# TASK 1
Reproduce the espresso distributor thread word for word, starting at "If you only" and ending at "ready to tamp.".
# TASK 2
In the espresso distributor thread, condense the paragraph beginning "If you only want the functionality" into a short bulleted list that keeps its main facts.

# SOURCE EXTRACT
# Espresso Distributor for Sage BT ?



## Boswell (Dec 27, 2016)

Anyone have a recommendation for an espresso distributor for Sage BT ?

I'm guessing about 53mm is the optimal size, but can only find 58mm & 51mm.

Not looking to spend any more than about £20 either, just want to give one a try and see if it makes life easier.

Thanks


----------



## Cooffe (Mar 7, 2019)

Motta have them in 53mm. A bit more than you want to spend (£30 not including delivery) but they're a quality product:

https://www.bellabarista.co.uk/brands/motta-53mm-coffee-leveling-tool.html


----------



## -Mac (Aug 22, 2019)

If you only want the functionality and aren't bothered about the aesthetics, if you grind into a glass (or other vessel), then stir with a chopstick/whatever, you can use a cleaned out Arla Skyr yoghurt pot with a chopped off bottom as a funnel. It works very well for making grind transfer to the pf easy. A couple of taps and you're ready to tamp.

# INFORMATION SHOWN
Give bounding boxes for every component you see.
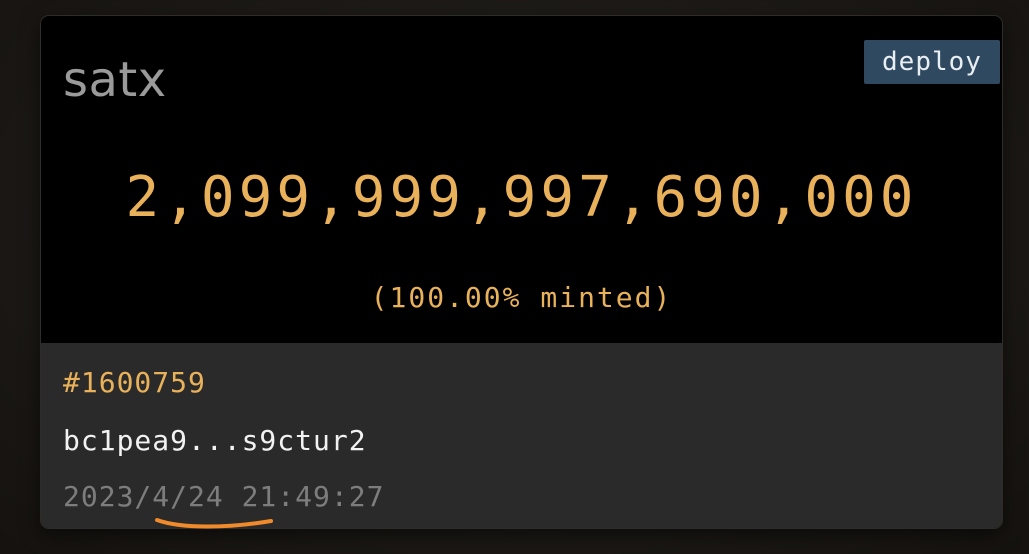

# EXERCISE ANSWER 1
If you only want the functionality and aren't bothered about the aesthetics, if you grind into a glass (or other vessel), then stir with a chopstick/whatever, you can use a cleaned out Arla Skyr yoghurt pot with a chopped off bottom as a funnel. It works very well for making grind transfer to the pf easy. A couple of taps and you're ready to tamp.

# EXERCISE ANSWER 2
- Suits those who want function and don't care about looks.
- Grind into a glass or other vessel, then stir with a chopstick or similar.
- Use a cleaned-out Arla Skyr yoghurt pot with its bottom cut off as a funnel.
- It makes transferring the grounds to the pf easy; a couple of taps and it's ready to tamp.